以下に示す二次元性愛をめぐる本文を、最後の文の後から書き継ぎなさい。

§ 本文の一節:
========================================================================

【中編】フィクトセクシュアルから考えるジェンダー/セクシュアリティの政治【二次元であることの意味】

※前編はこちら↓をご覧ください。

3 二次元性愛の存在を説明するためのクィア理論

 3.1 問題=物質となる記号的身体

 ここまで二次元性愛の欲望や実践について見てきましたが、こうしたセクシュアリティはどのようにして可能になるのでしょうか。このことを、すこし理論的な話になりますが、説明していきたいと思います。そのために、まずは欲望の対象となっている「二次元」なるものについての考察から始めましょう。

 二次元キャラクターというのは、単なる「虚構の人間」ではなく、まさに二次元キャラクターという独自の存在物なのです。二次元キャラクターは情報集積として存在しています。これは東浩紀の説明ですが、二次元キャラクターは物語に存在依存しない「物語なしの情報の集合体」です。このような存在としての二次元キャラクターを、東は「大きな非物語」と呼んでいます(東 2001: 61-2)。さらに、個々のキャラクターの構成要素となる情報があり、その要素の総体を東は「データベース」と呼んでいます。こうした用語を借りれば、データベースのなかのいくつかの要素を組み合わせた「情報の束」が二次元キャラクターだと言えます。

 しかしながら、物質的な実体を欠いた「純粋な情報集積そのもの」が存在するわけではありません。二次元キャラクターが存在するためには、なんらかの仕方で「表現」されることが必要です。これは表現論の問題になりますが、二次元キャラクターは多かれ少なかれ非写実的な表現様式を含みつつ、絵や文章や音声などによって表現されると言えます。

========================================================================

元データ

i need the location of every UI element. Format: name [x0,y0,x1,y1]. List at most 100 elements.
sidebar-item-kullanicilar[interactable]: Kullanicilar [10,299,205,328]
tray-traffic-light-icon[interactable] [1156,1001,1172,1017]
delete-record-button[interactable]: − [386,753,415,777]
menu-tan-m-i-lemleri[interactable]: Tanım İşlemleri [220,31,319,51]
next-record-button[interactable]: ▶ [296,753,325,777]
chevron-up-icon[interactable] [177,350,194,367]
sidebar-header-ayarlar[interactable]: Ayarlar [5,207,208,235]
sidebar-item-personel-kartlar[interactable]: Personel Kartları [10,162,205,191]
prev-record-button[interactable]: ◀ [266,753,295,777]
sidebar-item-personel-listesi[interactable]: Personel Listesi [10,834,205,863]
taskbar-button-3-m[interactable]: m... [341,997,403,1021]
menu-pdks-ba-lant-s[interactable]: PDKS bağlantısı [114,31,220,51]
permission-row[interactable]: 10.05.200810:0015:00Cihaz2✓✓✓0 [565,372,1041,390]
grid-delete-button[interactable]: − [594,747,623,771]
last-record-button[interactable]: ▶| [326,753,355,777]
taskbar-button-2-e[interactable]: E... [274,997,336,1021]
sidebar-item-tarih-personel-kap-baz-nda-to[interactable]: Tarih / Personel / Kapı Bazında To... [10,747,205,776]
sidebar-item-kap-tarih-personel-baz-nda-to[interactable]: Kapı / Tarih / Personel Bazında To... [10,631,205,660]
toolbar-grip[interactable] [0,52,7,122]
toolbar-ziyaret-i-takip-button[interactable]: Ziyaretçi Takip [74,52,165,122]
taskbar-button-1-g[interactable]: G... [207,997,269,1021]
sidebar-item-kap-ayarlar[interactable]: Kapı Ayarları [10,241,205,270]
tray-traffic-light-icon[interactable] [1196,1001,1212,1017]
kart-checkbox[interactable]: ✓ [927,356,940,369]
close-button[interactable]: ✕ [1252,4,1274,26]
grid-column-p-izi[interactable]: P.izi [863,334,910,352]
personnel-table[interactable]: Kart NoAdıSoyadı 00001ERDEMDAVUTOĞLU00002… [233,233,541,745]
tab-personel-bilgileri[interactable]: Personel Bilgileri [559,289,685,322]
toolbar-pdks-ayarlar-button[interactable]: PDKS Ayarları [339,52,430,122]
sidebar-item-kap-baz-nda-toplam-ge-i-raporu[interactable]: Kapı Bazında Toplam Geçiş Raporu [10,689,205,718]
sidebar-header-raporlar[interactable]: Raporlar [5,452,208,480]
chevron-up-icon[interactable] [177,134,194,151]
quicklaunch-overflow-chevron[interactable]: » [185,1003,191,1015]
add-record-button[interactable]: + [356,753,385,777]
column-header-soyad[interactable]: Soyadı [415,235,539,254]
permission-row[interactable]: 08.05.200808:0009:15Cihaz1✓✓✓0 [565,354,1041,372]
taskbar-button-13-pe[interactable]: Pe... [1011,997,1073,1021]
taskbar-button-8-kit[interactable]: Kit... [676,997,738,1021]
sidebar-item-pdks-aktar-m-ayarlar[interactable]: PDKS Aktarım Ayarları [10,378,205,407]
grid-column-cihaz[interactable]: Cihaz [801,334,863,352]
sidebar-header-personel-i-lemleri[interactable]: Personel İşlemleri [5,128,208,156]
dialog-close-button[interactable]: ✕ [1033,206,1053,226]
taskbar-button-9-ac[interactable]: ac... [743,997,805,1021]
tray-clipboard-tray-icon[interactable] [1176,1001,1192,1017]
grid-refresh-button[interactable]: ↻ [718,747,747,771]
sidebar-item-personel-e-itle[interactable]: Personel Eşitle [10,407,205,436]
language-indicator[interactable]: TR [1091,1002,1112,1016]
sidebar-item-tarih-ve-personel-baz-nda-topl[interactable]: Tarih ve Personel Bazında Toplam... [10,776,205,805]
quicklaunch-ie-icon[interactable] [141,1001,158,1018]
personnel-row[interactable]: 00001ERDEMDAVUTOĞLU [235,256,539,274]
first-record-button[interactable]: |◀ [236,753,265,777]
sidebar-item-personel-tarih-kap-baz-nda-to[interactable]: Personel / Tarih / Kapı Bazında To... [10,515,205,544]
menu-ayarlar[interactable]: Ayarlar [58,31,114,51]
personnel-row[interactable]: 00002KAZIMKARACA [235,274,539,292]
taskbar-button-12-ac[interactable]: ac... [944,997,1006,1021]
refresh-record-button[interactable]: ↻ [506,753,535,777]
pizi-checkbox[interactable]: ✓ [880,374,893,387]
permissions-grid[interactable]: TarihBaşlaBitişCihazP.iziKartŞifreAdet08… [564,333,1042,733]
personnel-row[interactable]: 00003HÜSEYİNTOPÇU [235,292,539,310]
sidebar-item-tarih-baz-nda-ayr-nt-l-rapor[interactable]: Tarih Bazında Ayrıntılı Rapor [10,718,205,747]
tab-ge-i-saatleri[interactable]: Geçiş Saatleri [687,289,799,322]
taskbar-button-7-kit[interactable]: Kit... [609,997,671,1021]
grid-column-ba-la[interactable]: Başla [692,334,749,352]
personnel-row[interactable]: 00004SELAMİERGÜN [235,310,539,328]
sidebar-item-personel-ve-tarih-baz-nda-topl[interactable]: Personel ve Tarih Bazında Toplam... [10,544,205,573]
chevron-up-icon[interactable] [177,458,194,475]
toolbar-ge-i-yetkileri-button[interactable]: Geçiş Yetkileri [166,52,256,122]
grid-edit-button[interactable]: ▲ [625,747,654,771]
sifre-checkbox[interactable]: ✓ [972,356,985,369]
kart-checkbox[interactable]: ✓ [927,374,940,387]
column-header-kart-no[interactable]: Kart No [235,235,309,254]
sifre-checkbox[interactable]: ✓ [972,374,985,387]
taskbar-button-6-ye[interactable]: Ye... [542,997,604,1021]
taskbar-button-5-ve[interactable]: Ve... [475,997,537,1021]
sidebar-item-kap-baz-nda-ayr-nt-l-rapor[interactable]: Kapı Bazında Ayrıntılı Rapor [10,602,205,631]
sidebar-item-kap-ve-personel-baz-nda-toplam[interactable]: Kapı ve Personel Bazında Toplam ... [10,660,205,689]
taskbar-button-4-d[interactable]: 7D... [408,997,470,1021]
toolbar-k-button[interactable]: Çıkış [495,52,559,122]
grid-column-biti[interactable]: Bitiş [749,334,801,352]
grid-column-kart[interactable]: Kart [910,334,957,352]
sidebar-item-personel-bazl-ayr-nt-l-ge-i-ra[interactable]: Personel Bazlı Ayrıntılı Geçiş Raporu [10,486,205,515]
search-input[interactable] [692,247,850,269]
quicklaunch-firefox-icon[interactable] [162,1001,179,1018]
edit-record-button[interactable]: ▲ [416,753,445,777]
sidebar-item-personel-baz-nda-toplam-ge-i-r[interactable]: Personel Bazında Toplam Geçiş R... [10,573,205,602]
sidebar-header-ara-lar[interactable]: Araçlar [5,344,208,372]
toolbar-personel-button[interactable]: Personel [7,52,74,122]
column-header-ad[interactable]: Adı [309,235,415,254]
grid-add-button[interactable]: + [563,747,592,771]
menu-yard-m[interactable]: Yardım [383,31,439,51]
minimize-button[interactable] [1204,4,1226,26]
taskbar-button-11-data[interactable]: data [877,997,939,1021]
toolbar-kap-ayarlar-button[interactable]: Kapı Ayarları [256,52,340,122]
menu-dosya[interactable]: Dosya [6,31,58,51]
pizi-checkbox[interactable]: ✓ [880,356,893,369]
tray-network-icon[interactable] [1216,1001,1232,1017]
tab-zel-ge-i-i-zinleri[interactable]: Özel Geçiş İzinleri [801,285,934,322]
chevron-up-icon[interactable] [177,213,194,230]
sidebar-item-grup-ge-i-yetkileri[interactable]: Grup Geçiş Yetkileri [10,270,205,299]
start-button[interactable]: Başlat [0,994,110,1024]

========================================================================

§ 解答例:
 ただし厳密に言うと、「表現される」という説明は不正確です[1]。オタク論やマンガ表現論で繰り返し指摘されてきたように、絵や記号それ自体が二次元キャラクターの身体となる(そしてその絵や記号こそが欲望の対象となる)と捉えるべきなのです。これを理論的に言い換えれば、二次元キャラクターの肉体性は絵や記号として物質化されるのだ、と言えるでしょう。

 さらにキャラクターを「表現」することは、固定的な実体としてのキャラクターがあらかじめ存在していて、それを写し取る、というものではありません。マンガやアニメが分かりやすいですが、同じキャラクターを新たなコマや新たなシーンで描くことによって、そのキャラクターの新たな一面が生み出されます。つまり情報集積としてのキャラクターは、表現されることによって遡及的に構築されるものなのです[2]。つまり二次元キャラクターは表現行為を通してパフォーマティヴに構築されるのです[3]

 そして二次元キャラクターの存在をとらえるうえで参考になる理論が、テリ・シルヴィオの「アニメーション」概念です。シルヴィオはパフォーマンスのパラダイムで説明できないことがらがあると指摘したうえで、パフォーマンス/アニメーションという対概念を提示します[4]。詳しくは注に書いていますが、シルヴィオのアニメーション概念は、自己から切り離された非‐自己の構築、という特徴を上手く捉えています。このようなアニメーション実践によって二次元キャラクターは構築されるのです[5]

 以上をまとめると、二次元キャラクターは、アニメーション実践によってパフォーマティヴに構築され、絵や記号として物質化される、情報集積であると言えます[6]。二次元キャラクターは、絵や記号としての肉体性を有しつつ、同時に人間のような「魂」を帰属されているわけです。これは以前からオタク論でも指摘されていて、たとえば東浩紀はオタクの実践について、「キャラクターを、一方で文字や絵として扱いつつ、他方で『人格』とも見なす」と説明しています(東 2011: 92)。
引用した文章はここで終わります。